## DATA FOR THIS TASK:
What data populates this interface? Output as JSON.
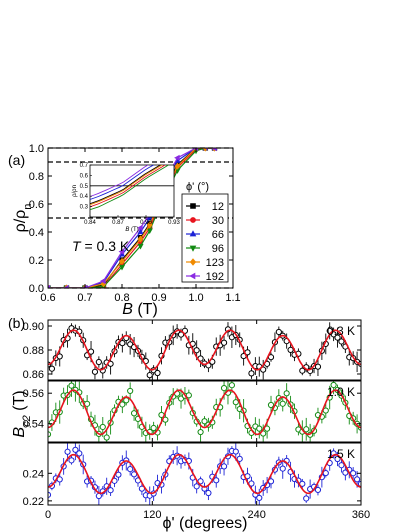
{
  "figure": {
    "panel_a_label": "(a)",
    "panel_b_label": "(b)"
  },
  "chart_data": [
    {
      "panel": "a",
      "type": "line",
      "xlabel": "B (T)",
      "ylabel": "ρ/ρn",
      "xlim": [
        0.6,
        1.1
      ],
      "ylim": [
        0.0,
        1.0
      ],
      "xticks": [
        "0.6",
        "0.7",
        "0.8",
        "0.9",
        "1.0",
        "1.1"
      ],
      "yticks": [
        "0.0",
        "0.2",
        "0.4",
        "0.6",
        "0.8",
        "1.0"
      ],
      "annotation": "T = 0.3 K",
      "reference_lines": [
        1.0,
        0.9,
        0.5,
        0.0
      ],
      "legend_title": "ϕ' (°)",
      "legend_position": "right",
      "x": [
        0.6,
        0.65,
        0.7,
        0.75,
        0.8,
        0.85,
        0.875,
        0.9,
        0.95,
        1.0,
        1.025,
        1.05
      ],
      "series": [
        {
          "name": "12",
          "color": "#000000",
          "marker": "square",
          "y": [
            0.0,
            0.0,
            0.0,
            0.02,
            0.2,
            0.36,
            0.46,
            0.62,
            0.88,
            1.0,
            1.0,
            1.0
          ]
        },
        {
          "name": "30",
          "color": "#e8141e",
          "marker": "circle",
          "y": [
            0.0,
            0.0,
            0.0,
            0.01,
            0.17,
            0.33,
            0.43,
            0.59,
            0.86,
            0.99,
            1.0,
            1.0
          ]
        },
        {
          "name": "66",
          "color": "#1c22d6",
          "marker": "triangle",
          "y": [
            0.0,
            0.0,
            0.0,
            0.04,
            0.24,
            0.4,
            0.5,
            0.66,
            0.91,
            1.0,
            1.0,
            1.0
          ]
        },
        {
          "name": "96",
          "color": "#128a12",
          "marker": "triangle-down",
          "y": [
            0.0,
            0.0,
            0.0,
            0.01,
            0.15,
            0.3,
            0.41,
            0.57,
            0.84,
            0.98,
            1.0,
            1.0
          ]
        },
        {
          "name": "123",
          "color": "#f08a00",
          "marker": "diamond",
          "y": [
            0.0,
            0.0,
            0.0,
            0.03,
            0.19,
            0.35,
            0.45,
            0.61,
            0.87,
            1.0,
            1.0,
            1.0
          ]
        },
        {
          "name": "192",
          "color": "#8a2be2",
          "marker": "triangle-left",
          "y": [
            0.0,
            0.0,
            0.0,
            0.05,
            0.26,
            0.43,
            0.53,
            0.69,
            0.93,
            1.0,
            1.01,
            1.0
          ]
        }
      ],
      "inset": {
        "xlabel": "B (T)",
        "ylabel": "ρ/ρn",
        "xlim": [
          0.84,
          0.93
        ],
        "ylim": [
          0.2,
          0.7
        ],
        "xticks": [
          "0.84",
          "0.87",
          "0.90",
          "0.93"
        ],
        "yticks": [
          "0.3",
          "0.4",
          "0.5",
          "0.6",
          "0.7"
        ],
        "reference_line": 0.5
      }
    },
    {
      "panel": "b",
      "type": "scatter",
      "xlabel": "ϕ' (degrees)",
      "ylabel": "Bc2 (T)",
      "xlim": [
        0,
        360
      ],
      "xticks": [
        "0",
        "120",
        "240",
        "360"
      ],
      "subplots": [
        {
          "label": "0.3 K",
          "color": "#000000",
          "ylim": [
            0.855,
            0.905
          ],
          "yticks": [
            "0.86",
            "0.88",
            "0.90"
          ],
          "fit": {
            "mean": 0.88,
            "amp6": 0.015,
            "amp2": 0.003,
            "phase_deg": 30
          }
        },
        {
          "label": "1.0 K",
          "color": "#128a12",
          "ylim": [
            0.528,
            0.568
          ],
          "yticks": [
            "0.54",
            "0.56"
          ],
          "fit": {
            "mean": 0.5475,
            "amp6": 0.013,
            "amp2": 0.003,
            "phase_deg": 30
          }
        },
        {
          "label": "1.5 K",
          "color": "#1c22d6",
          "ylim": [
            0.217,
            0.262
          ],
          "yticks": [
            "0.22",
            "0.24"
          ],
          "fit": {
            "mean": 0.2395,
            "amp6": 0.0125,
            "amp2": 0.003,
            "phase_deg": 30
          }
        }
      ],
      "fit_color": "#e8141e"
    }
  ]
}
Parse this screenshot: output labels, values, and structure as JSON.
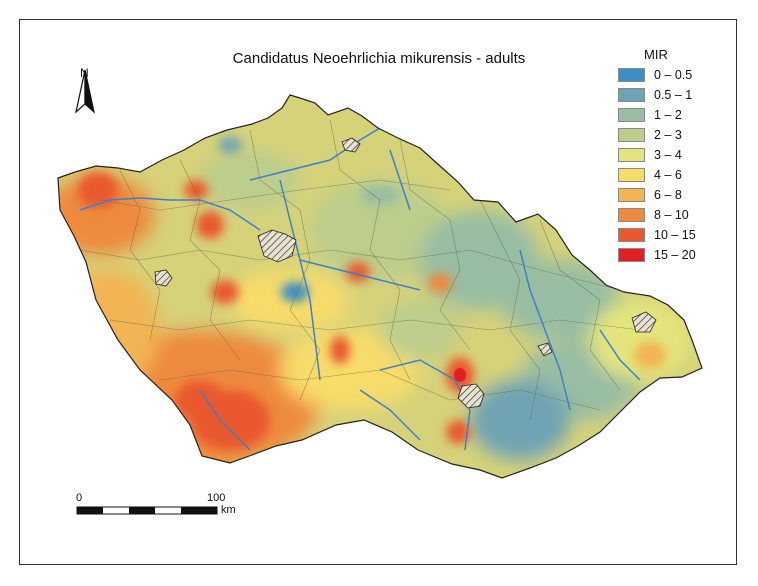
{
  "map": {
    "title": "Candidatus Neoehrlichia mikurensis - adults",
    "north_label": "N",
    "legend": {
      "title": "MIR",
      "items": [
        {
          "label": "0 – 0.5",
          "color": "#3b8fc4"
        },
        {
          "label": "0.5 – 1",
          "color": "#6fa3b4"
        },
        {
          "label": "1 – 2",
          "color": "#98bda3"
        },
        {
          "label": "2 – 3",
          "color": "#bccd8c"
        },
        {
          "label": "3 – 4",
          "color": "#e3e57c"
        },
        {
          "label": "4 – 6",
          "color": "#f8dc6a"
        },
        {
          "label": "6 – 8",
          "color": "#f3b452"
        },
        {
          "label": "8 – 10",
          "color": "#ee8a3e"
        },
        {
          "label": "10 – 15",
          "color": "#e9582f"
        },
        {
          "label": "15 – 20",
          "color": "#e31f25"
        }
      ]
    },
    "scalebar": {
      "start_label": "0",
      "end_label": "100",
      "unit": "km"
    }
  }
}
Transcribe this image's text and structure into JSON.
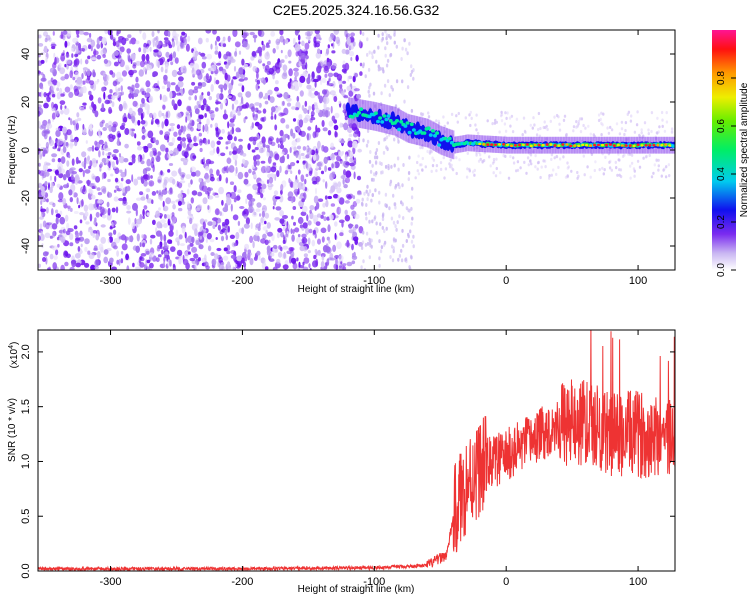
{
  "title": "C2E5.2025.324.16.56.G32",
  "chart_data": [
    {
      "type": "heatmap",
      "xlabel": "Height of straight line (km)",
      "ylabel": "Frequency (Hz)",
      "xlim": [
        -355,
        128
      ],
      "ylim": [
        -50,
        50
      ],
      "xticks": [
        -300,
        -200,
        -100,
        0,
        100
      ],
      "yticks": [
        -40,
        -20,
        0,
        20,
        40
      ],
      "colorbar": {
        "label": "Normalized spectral amplitude",
        "range": [
          0.0,
          1.0
        ],
        "ticks": [
          "0.0",
          "0.2",
          "0.4",
          "0.6",
          "0.8"
        ]
      },
      "ridge": [
        {
          "x": -120,
          "f": 16
        },
        {
          "x": -100,
          "f": 14
        },
        {
          "x": -85,
          "f": 12
        },
        {
          "x": -75,
          "f": 9
        },
        {
          "x": -60,
          "f": 7
        },
        {
          "x": -50,
          "f": 4
        },
        {
          "x": -40,
          "f": 2
        },
        {
          "x": -30,
          "f": 3
        },
        {
          "x": 0,
          "f": 2
        },
        {
          "x": 50,
          "f": 2
        },
        {
          "x": 100,
          "f": 2
        },
        {
          "x": 125,
          "f": 2
        }
      ]
    },
    {
      "type": "line",
      "xlabel": "Height of straight line (km)",
      "ylabel": "SNR (10 * v/v)",
      "y_multiplier": "(x10",
      "y_multiplier_exp": "4",
      "y_multiplier_close": ")",
      "xlim": [
        -355,
        128
      ],
      "ylim": [
        0.0,
        2.2
      ],
      "xticks": [
        -300,
        -200,
        -100,
        0,
        100
      ],
      "yticks": [
        "0.0",
        "0.5",
        "1.0",
        "1.5",
        "2.0"
      ],
      "color": "#ee3333",
      "series": [
        {
          "x": [
            -355,
            -300,
            -200,
            -100,
            -60,
            -45,
            -40,
            -30,
            -20,
            -10,
            0,
            20,
            40,
            60,
            80,
            100,
            115,
            128
          ],
          "y": [
            0.02,
            0.02,
            0.02,
            0.03,
            0.05,
            0.15,
            0.5,
            0.8,
            0.95,
            1.0,
            1.05,
            1.2,
            1.35,
            1.35,
            1.25,
            1.25,
            1.25,
            1.2
          ]
        }
      ]
    }
  ]
}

## TASK BRIEF:
Transcribe all entries above exactly. Drop the pictures.

## PROBLEM SOLUTION:
What data populates this interface? Output as JSON.
{
  "figure": {
    "panel_a_label": "(a)",
    "panel_b_label": "(b)"
  },
  "chart_data": [
    {
      "panel": "a",
      "type": "line",
      "xlabel": "B (T)",
      "ylabel": "ρ/ρn",
      "xlim": [
        0.6,
        1.1
      ],
      "ylim": [
        0.0,
        1.0
      ],
      "xticks": [
        "0.6",
        "0.7",
        "0.8",
        "0.9",
        "1.0",
        "1.1"
      ],
      "yticks": [
        "0.0",
        "0.2",
        "0.4",
        "0.6",
        "0.8",
        "1.0"
      ],
      "annotation": "T = 0.3 K",
      "reference_lines": [
        1.0,
        0.9,
        0.5,
        0.0
      ],
      "legend_title": "ϕ' (°)",
      "legend_position": "right",
      "x": [
        0.6,
        0.65,
        0.7,
        0.75,
        0.8,
        0.85,
        0.875,
        0.9,
        0.95,
        1.0,
        1.025,
        1.05
      ],
      "series": [
        {
          "name": "12",
          "color": "#000000",
          "marker": "square",
          "y": [
            0.0,
            0.0,
            0.0,
            0.02,
            0.2,
            0.36,
            0.46,
            0.62,
            0.88,
            1.0,
            1.0,
            1.0
          ]
        },
        {
          "name": "30",
          "color": "#e8141e",
          "marker": "circle",
          "y": [
            0.0,
            0.0,
            0.0,
            0.01,
            0.17,
            0.33,
            0.43,
            0.59,
            0.86,
            0.99,
            1.0,
            1.0
          ]
        },
        {
          "name": "66",
          "color": "#1c22d6",
          "marker": "triangle",
          "y": [
            0.0,
            0.0,
            0.0,
            0.04,
            0.24,
            0.4,
            0.5,
            0.66,
            0.91,
            1.0,
            1.0,
            1.0
          ]
        },
        {
          "name": "96",
          "color": "#128a12",
          "marker": "triangle-down",
          "y": [
            0.0,
            0.0,
            0.0,
            0.01,
            0.15,
            0.3,
            0.41,
            0.57,
            0.84,
            0.98,
            1.0,
            1.0
          ]
        },
        {
          "name": "123",
          "color": "#f08a00",
          "marker": "diamond",
          "y": [
            0.0,
            0.0,
            0.0,
            0.03,
            0.19,
            0.35,
            0.45,
            0.61,
            0.87,
            1.0,
            1.0,
            1.0
          ]
        },
        {
          "name": "192",
          "color": "#8a2be2",
          "marker": "triangle-left",
          "y": [
            0.0,
            0.0,
            0.0,
            0.05,
            0.26,
            0.43,
            0.53,
            0.69,
            0.93,
            1.0,
            1.01,
            1.0
          ]
        }
      ],
      "inset": {
        "xlabel": "B (T)",
        "ylabel": "ρ/ρn",
        "xlim": [
          0.84,
          0.93
        ],
        "ylim": [
          0.2,
          0.7
        ],
        "xticks": [
          "0.84",
          "0.87",
          "0.90",
          "0.93"
        ],
        "yticks": [
          "0.3",
          "0.4",
          "0.5",
          "0.6",
          "0.7"
        ],
        "reference_line": 0.5
      }
    },
    {
      "panel": "b",
      "type": "scatter",
      "xlabel": "ϕ' (degrees)",
      "ylabel": "Bc2 (T)",
      "xlim": [
        0,
        360
      ],
      "xticks": [
        "0",
        "120",
        "240",
        "360"
      ],
      "subplots": [
        {
          "label": "0.3 K",
          "color": "#000000",
          "ylim": [
            0.855,
            0.905
          ],
          "yticks": [
            "0.86",
            "0.88",
            "0.90"
          ],
          "fit": {
            "mean": 0.88,
            "amp6": 0.015,
            "amp2": 0.003,
            "phase_deg": 30
          }
        },
        {
          "label": "1.0 K",
          "color": "#128a12",
          "ylim": [
            0.528,
            0.568
          ],
          "yticks": [
            "0.54",
            "0.56"
          ],
          "fit": {
            "mean": 0.5475,
            "amp6": 0.013,
            "amp2": 0.003,
            "phase_deg": 30
          }
        },
        {
          "label": "1.5 K",
          "color": "#1c22d6",
          "ylim": [
            0.217,
            0.262
          ],
          "yticks": [
            "0.22",
            "0.24"
          ],
          "fit": {
            "mean": 0.2395,
            "amp6": 0.0125,
            "amp2": 0.003,
            "phase_deg": 30
          }
        }
      ],
      "fit_color": "#e8141e"
    }
  ]
}
Parse this screenshot: output labels, values, and structure as JSON.
{
  "map": {
    "title": "Candidatus Neoehrlichia mikurensis - adults",
    "north_label": "N",
    "legend": {
      "title": "MIR",
      "items": [
        {
          "label": "0 – 0.5",
          "color": "#3b8fc4"
        },
        {
          "label": "0.5 – 1",
          "color": "#6fa3b4"
        },
        {
          "label": "1 – 2",
          "color": "#98bda3"
        },
        {
          "label": "2 – 3",
          "color": "#bccd8c"
        },
        {
          "label": "3 – 4",
          "color": "#e3e57c"
        },
        {
          "label": "4 – 6",
          "color": "#f8dc6a"
        },
        {
          "label": "6 – 8",
          "color": "#f3b452"
        },
        {
          "label": "8 – 10",
          "color": "#ee8a3e"
        },
        {
          "label": "10 – 15",
          "color": "#e9582f"
        },
        {
          "label": "15 – 20",
          "color": "#e31f25"
        }
      ]
    },
    "scalebar": {
      "start_label": "0",
      "end_label": "100",
      "unit": "km"
    }
  }
}
Transcribe this image's text and structure into JSON.
{
  "title": "C2E5.2025.324.16.56.G32",
  "chart_data": [
    {
      "type": "heatmap",
      "xlabel": "Height of straight line (km)",
      "ylabel": "Frequency (Hz)",
      "xlim": [
        -355,
        128
      ],
      "ylim": [
        -50,
        50
      ],
      "xticks": [
        -300,
        -200,
        -100,
        0,
        100
      ],
      "yticks": [
        -40,
        -20,
        0,
        20,
        40
      ],
      "colorbar": {
        "label": "Normalized spectral amplitude",
        "range": [
          0.0,
          1.0
        ],
        "ticks": [
          "0.0",
          "0.2",
          "0.4",
          "0.6",
          "0.8"
        ]
      },
      "ridge": [
        {
          "x": -120,
          "f": 16
        },
        {
          "x": -100,
          "f": 14
        },
        {
          "x": -85,
          "f": 12
        },
        {
          "x": -75,
          "f": 9
        },
        {
          "x": -60,
          "f": 7
        },
        {
          "x": -50,
          "f": 4
        },
        {
          "x": -40,
          "f": 2
        },
        {
          "x": -30,
          "f": 3
        },
        {
          "x": 0,
          "f": 2
        },
        {
          "x": 50,
          "f": 2
        },
        {
          "x": 100,
          "f": 2
        },
        {
          "x": 125,
          "f": 2
        }
      ]
    },
    {
      "type": "line",
      "xlabel": "Height of straight line (km)",
      "ylabel": "SNR (10 * v/v)",
      "y_multiplier": "(x10",
      "y_multiplier_exp": "4",
      "y_multiplier_close": ")",
      "xlim": [
        -355,
        128
      ],
      "ylim": [
        0.0,
        2.2
      ],
      "xticks": [
        -300,
        -200,
        -100,
        0,
        100
      ],
      "yticks": [
        "0.0",
        "0.5",
        "1.0",
        "1.5",
        "2.0"
      ],
      "color": "#ee3333",
      "series": [
        {
          "x": [
            -355,
            -300,
            -200,
            -100,
            -60,
            -45,
            -40,
            -30,
            -20,
            -10,
            0,
            20,
            40,
            60,
            80,
            100,
            115,
            128
          ],
          "y": [
            0.02,
            0.02,
            0.02,
            0.03,
            0.05,
            0.15,
            0.5,
            0.8,
            0.95,
            1.0,
            1.05,
            1.2,
            1.35,
            1.35,
            1.25,
            1.25,
            1.25,
            1.2
          ]
        }
      ]
    }
  ]
}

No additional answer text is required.